Search the data for the word "有吸引力的内容". Reproduce every line where it is found.

====== Task input

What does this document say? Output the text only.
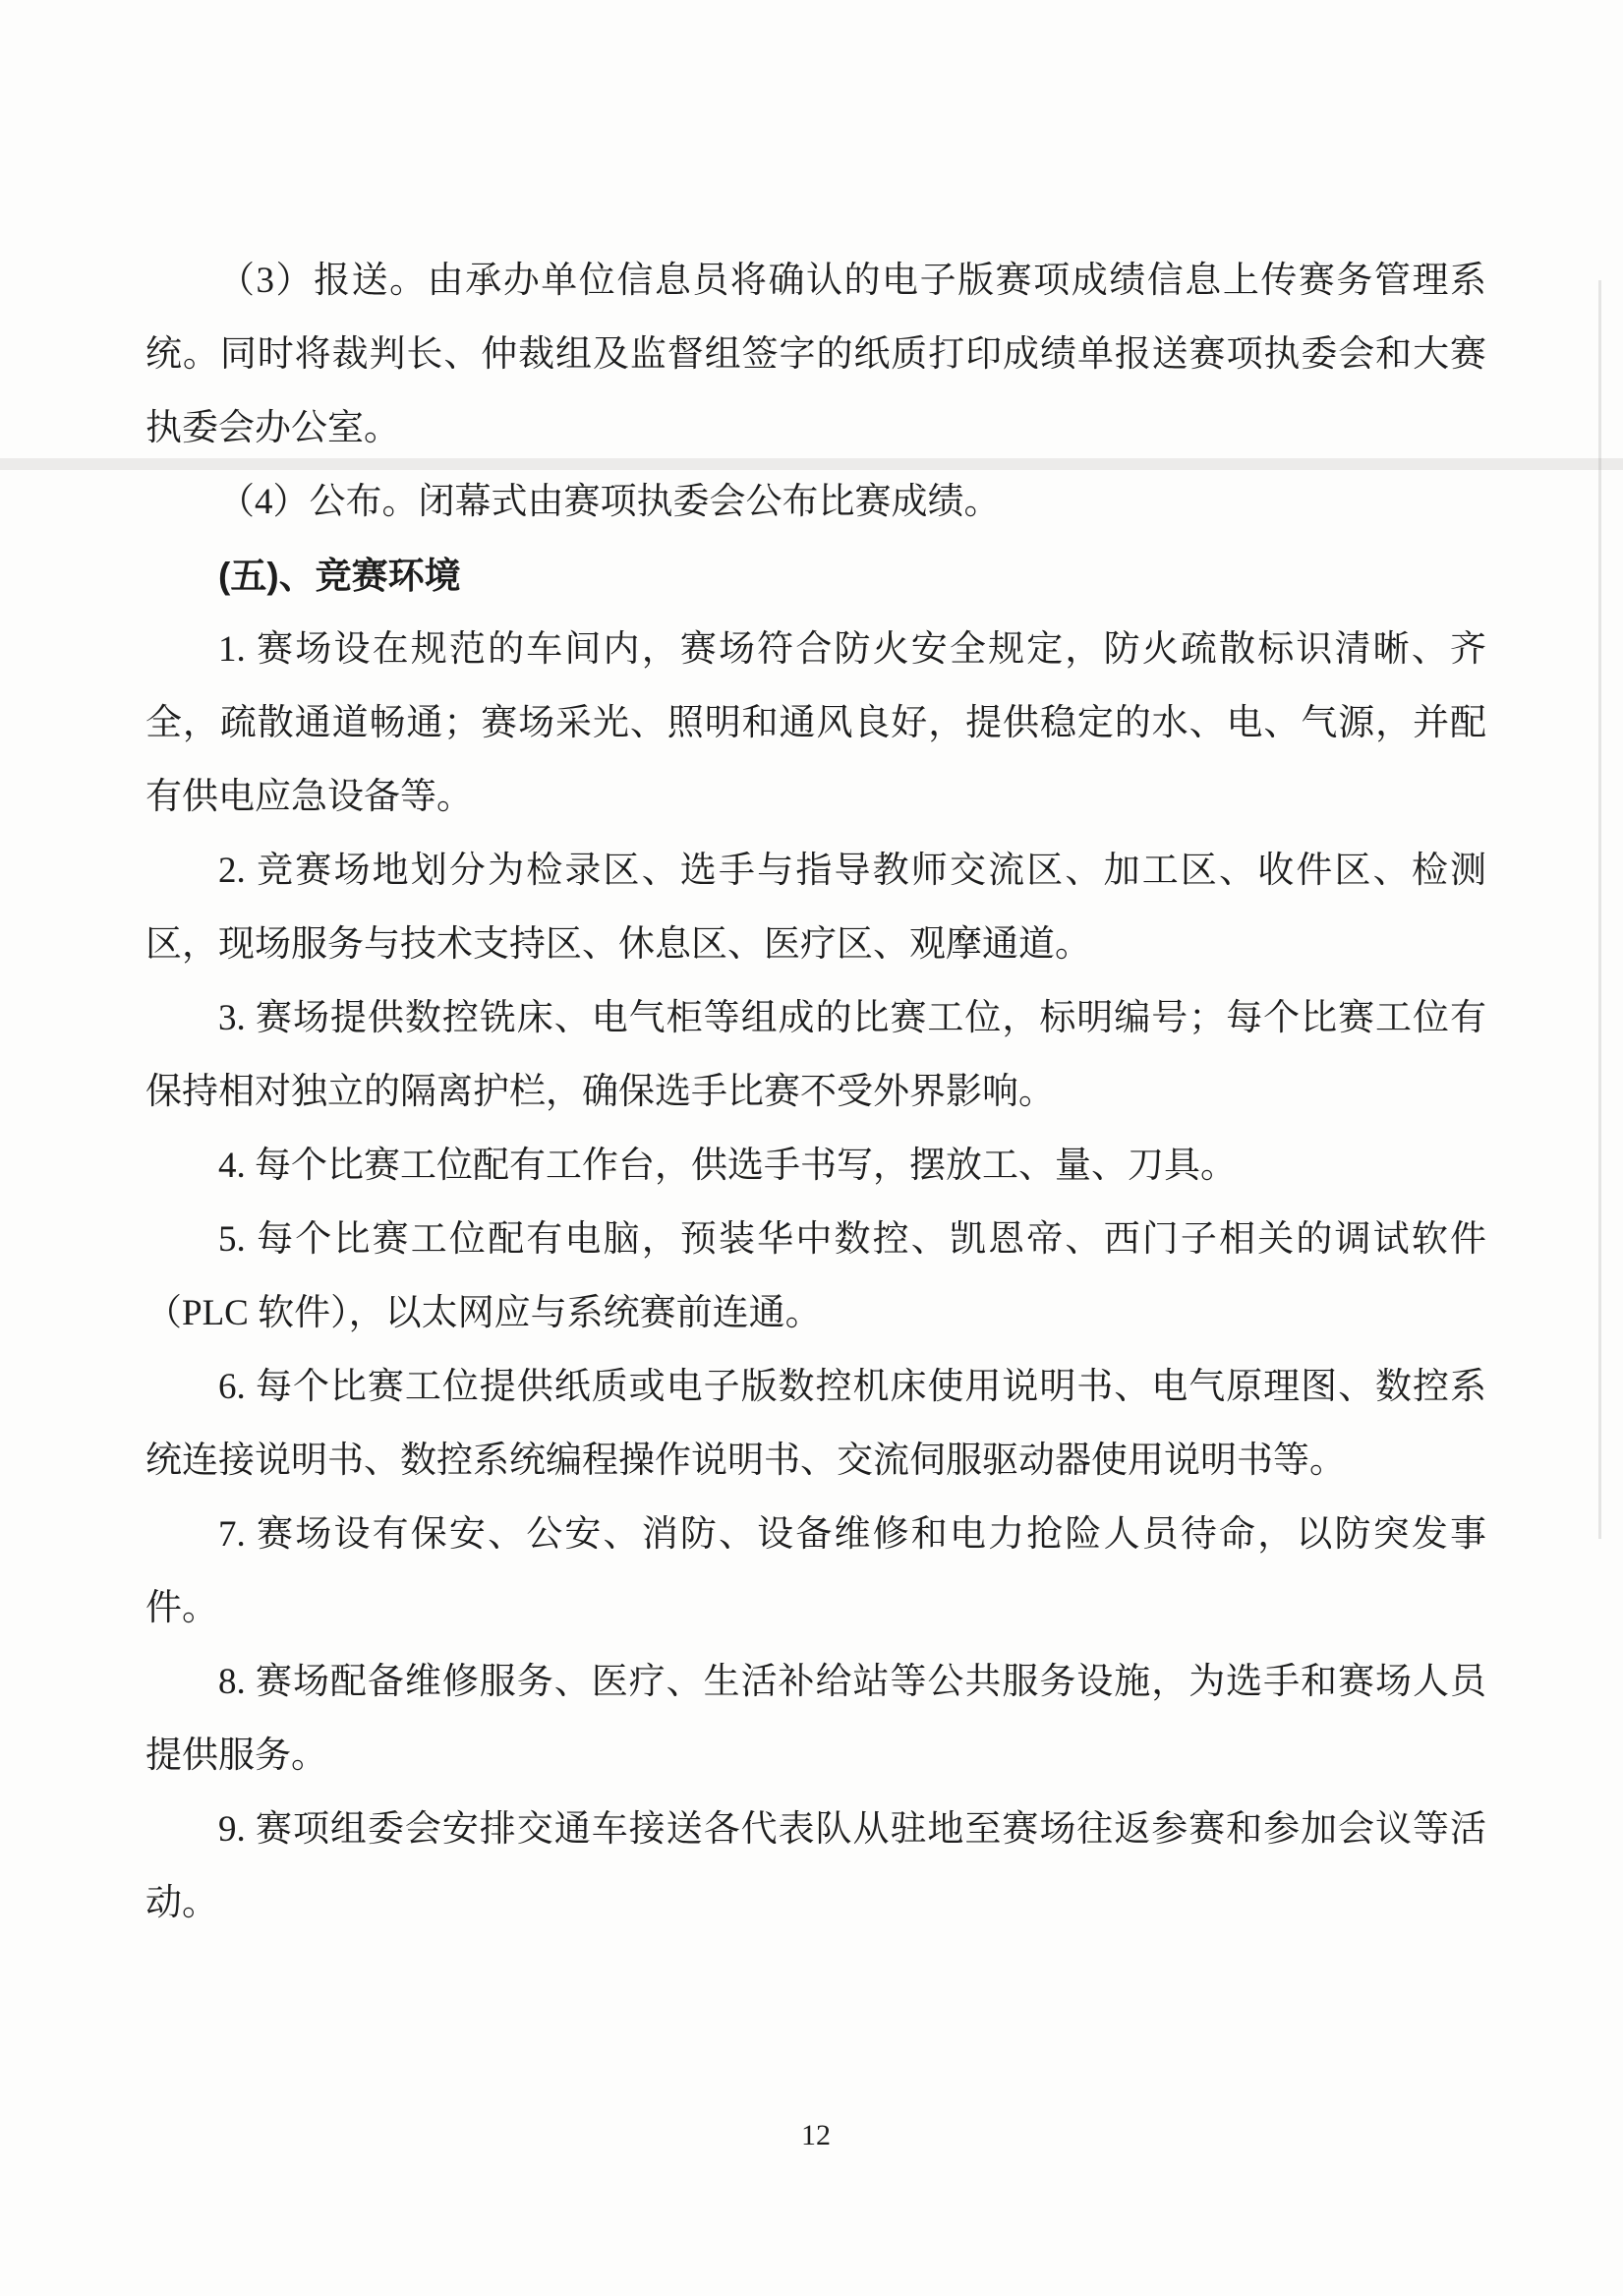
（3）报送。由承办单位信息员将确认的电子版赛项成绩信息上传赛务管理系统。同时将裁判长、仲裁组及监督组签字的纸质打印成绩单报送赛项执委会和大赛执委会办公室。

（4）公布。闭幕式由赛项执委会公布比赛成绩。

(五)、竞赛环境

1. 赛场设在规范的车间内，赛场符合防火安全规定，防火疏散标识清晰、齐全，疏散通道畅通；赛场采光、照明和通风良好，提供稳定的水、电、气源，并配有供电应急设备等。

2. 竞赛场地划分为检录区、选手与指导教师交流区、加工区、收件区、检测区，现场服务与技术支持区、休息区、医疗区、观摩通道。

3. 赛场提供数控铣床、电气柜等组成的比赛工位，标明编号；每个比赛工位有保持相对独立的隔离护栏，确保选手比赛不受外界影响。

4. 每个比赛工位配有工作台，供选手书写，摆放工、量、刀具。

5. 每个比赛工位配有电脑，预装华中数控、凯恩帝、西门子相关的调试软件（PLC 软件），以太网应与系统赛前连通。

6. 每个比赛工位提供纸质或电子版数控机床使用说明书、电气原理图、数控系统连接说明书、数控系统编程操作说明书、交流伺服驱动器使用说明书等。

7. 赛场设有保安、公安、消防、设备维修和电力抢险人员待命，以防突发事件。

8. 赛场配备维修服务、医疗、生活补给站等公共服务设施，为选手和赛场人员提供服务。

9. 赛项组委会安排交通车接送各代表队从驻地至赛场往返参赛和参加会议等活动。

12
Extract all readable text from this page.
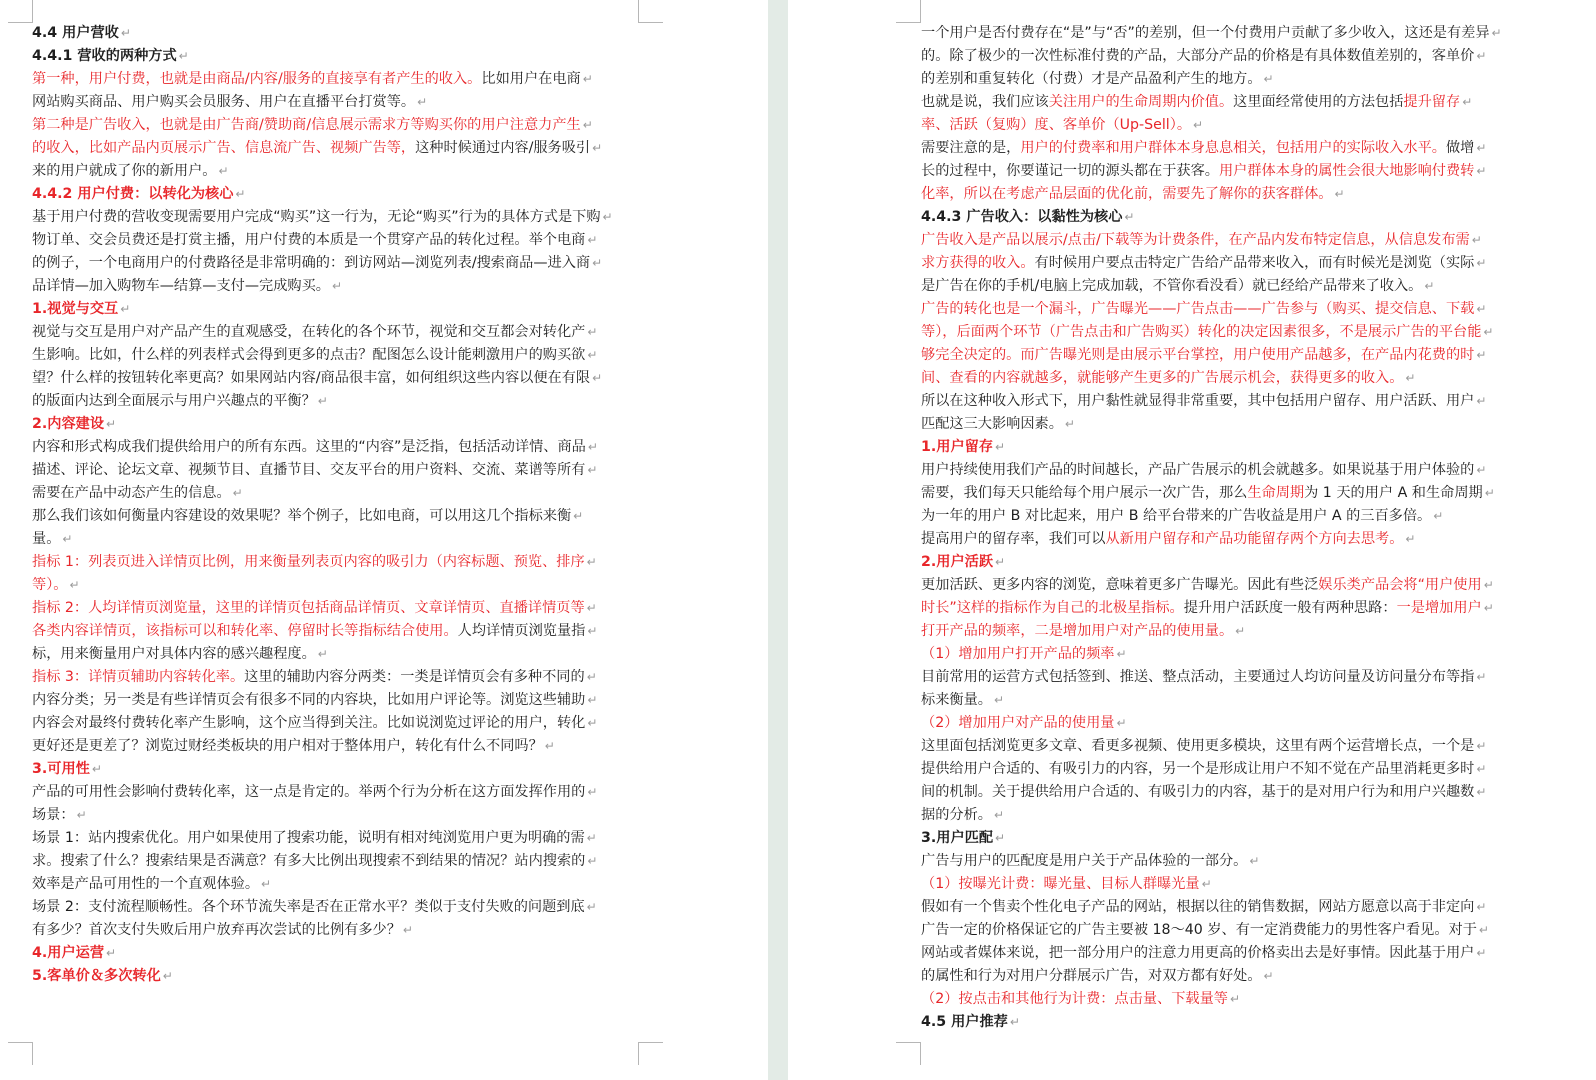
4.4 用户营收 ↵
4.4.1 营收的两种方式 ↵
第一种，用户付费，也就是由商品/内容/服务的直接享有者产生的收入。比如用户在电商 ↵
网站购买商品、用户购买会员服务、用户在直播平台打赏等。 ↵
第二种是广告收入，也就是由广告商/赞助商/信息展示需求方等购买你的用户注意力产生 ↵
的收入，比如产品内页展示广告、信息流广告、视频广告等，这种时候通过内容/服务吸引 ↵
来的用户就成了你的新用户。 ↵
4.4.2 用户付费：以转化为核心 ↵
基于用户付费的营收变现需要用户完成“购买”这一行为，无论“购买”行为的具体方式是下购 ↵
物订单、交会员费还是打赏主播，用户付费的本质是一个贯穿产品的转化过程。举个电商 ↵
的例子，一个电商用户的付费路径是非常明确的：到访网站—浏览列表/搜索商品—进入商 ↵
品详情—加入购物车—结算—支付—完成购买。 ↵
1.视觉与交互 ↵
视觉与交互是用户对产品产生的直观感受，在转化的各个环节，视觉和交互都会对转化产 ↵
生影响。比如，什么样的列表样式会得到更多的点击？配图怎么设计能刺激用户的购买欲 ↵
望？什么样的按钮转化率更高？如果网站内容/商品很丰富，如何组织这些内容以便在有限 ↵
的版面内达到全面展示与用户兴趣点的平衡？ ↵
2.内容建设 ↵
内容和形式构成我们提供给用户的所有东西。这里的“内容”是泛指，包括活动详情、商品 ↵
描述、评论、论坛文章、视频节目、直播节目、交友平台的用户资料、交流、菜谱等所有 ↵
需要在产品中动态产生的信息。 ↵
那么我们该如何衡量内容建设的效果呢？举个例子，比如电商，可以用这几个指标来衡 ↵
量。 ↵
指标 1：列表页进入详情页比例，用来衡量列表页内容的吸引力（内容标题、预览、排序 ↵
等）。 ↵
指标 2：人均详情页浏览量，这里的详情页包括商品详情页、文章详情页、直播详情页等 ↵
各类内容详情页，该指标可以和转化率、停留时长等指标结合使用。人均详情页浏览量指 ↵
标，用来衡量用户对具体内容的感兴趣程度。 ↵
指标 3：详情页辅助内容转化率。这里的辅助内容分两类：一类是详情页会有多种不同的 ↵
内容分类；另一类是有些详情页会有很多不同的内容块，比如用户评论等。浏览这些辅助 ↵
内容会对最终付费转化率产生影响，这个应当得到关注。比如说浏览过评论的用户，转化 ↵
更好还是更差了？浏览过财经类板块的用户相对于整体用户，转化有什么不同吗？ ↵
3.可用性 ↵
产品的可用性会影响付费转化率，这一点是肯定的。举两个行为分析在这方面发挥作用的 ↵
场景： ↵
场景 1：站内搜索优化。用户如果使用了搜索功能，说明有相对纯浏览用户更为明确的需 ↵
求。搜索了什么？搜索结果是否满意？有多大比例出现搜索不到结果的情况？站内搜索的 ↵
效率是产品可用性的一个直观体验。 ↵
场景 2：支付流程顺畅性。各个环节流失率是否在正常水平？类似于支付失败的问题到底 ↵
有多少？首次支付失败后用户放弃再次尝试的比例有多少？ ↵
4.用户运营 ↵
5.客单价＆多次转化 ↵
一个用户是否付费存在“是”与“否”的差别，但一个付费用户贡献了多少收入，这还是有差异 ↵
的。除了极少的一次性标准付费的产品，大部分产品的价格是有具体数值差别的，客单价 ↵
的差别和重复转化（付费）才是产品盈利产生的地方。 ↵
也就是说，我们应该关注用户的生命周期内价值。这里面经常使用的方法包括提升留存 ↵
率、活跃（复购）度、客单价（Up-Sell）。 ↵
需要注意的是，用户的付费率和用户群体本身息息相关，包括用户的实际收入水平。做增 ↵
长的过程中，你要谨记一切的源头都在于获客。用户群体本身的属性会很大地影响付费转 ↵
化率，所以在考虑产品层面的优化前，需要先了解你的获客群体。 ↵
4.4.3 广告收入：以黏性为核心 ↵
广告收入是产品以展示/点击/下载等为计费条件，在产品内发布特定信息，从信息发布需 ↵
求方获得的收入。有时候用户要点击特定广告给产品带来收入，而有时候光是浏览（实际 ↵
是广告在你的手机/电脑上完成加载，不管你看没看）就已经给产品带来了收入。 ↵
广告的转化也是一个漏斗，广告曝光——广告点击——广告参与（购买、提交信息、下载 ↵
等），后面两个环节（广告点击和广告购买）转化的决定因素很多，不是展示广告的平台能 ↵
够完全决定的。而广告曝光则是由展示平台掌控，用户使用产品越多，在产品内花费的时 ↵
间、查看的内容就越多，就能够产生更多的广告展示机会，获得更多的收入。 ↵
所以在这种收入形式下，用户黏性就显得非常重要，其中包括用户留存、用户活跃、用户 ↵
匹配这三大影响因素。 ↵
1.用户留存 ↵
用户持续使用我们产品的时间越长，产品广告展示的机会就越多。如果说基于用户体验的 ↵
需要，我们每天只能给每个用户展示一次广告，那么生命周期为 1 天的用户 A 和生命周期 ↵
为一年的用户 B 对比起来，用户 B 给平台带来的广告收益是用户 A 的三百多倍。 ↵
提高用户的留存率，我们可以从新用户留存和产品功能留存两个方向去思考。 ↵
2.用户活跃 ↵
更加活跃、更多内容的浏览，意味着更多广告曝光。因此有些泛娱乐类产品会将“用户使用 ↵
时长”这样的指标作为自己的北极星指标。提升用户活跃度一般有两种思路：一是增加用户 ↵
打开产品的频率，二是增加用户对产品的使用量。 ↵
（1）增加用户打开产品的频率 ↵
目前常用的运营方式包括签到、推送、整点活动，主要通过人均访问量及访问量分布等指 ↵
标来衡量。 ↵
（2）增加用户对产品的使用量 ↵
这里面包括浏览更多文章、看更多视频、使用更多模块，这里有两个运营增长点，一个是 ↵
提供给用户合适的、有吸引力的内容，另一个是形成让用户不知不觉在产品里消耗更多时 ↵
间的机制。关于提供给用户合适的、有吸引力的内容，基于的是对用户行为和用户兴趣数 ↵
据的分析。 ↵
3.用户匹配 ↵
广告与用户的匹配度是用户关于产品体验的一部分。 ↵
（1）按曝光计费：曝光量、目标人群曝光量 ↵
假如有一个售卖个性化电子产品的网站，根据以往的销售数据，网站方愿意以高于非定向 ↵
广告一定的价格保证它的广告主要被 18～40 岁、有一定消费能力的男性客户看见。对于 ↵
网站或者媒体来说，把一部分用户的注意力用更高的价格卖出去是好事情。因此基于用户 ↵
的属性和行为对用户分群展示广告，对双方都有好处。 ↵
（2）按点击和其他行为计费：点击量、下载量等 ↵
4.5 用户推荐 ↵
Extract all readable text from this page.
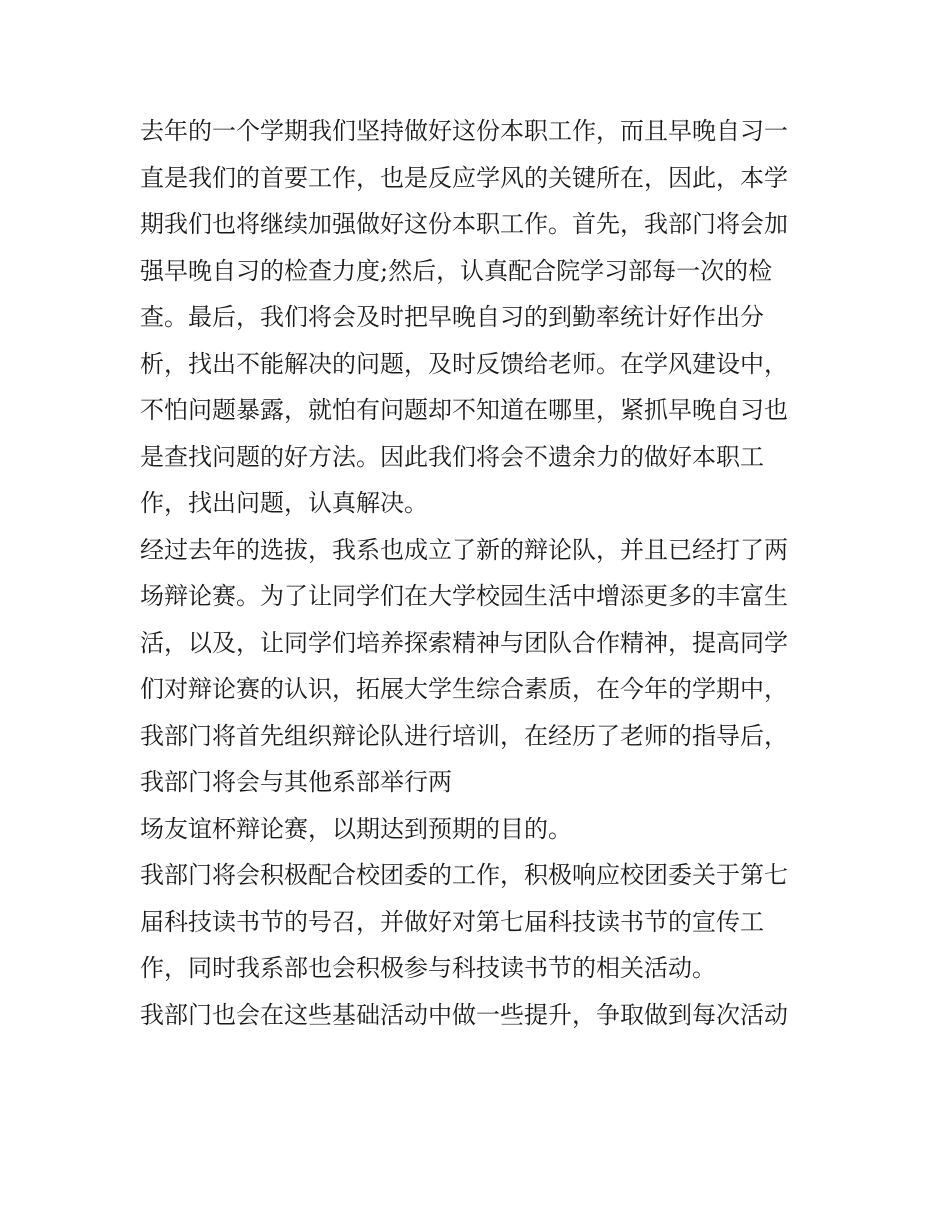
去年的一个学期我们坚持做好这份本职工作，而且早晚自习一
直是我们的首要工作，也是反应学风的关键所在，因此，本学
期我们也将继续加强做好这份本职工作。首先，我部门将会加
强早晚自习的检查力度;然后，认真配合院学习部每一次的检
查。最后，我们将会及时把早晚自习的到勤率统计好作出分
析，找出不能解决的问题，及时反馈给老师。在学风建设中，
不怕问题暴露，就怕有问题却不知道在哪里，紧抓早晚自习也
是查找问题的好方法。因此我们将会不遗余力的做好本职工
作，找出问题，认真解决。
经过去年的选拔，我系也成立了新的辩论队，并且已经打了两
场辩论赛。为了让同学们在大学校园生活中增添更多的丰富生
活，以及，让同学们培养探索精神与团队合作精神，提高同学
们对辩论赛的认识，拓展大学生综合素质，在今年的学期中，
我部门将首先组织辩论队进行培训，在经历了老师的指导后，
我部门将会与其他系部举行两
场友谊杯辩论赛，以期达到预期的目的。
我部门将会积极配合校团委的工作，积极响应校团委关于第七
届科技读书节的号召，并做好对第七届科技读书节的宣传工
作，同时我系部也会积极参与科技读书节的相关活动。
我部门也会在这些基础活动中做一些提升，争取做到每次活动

============

Response below:
提供给用户合适的、有吸引力的内容，另一个是形成让用户不知不觉在产品里消耗更多时 ↵
间的机制。关于提供给用户合适的、有吸引力的内容，基于的是对用户行为和用户兴趣数 ↵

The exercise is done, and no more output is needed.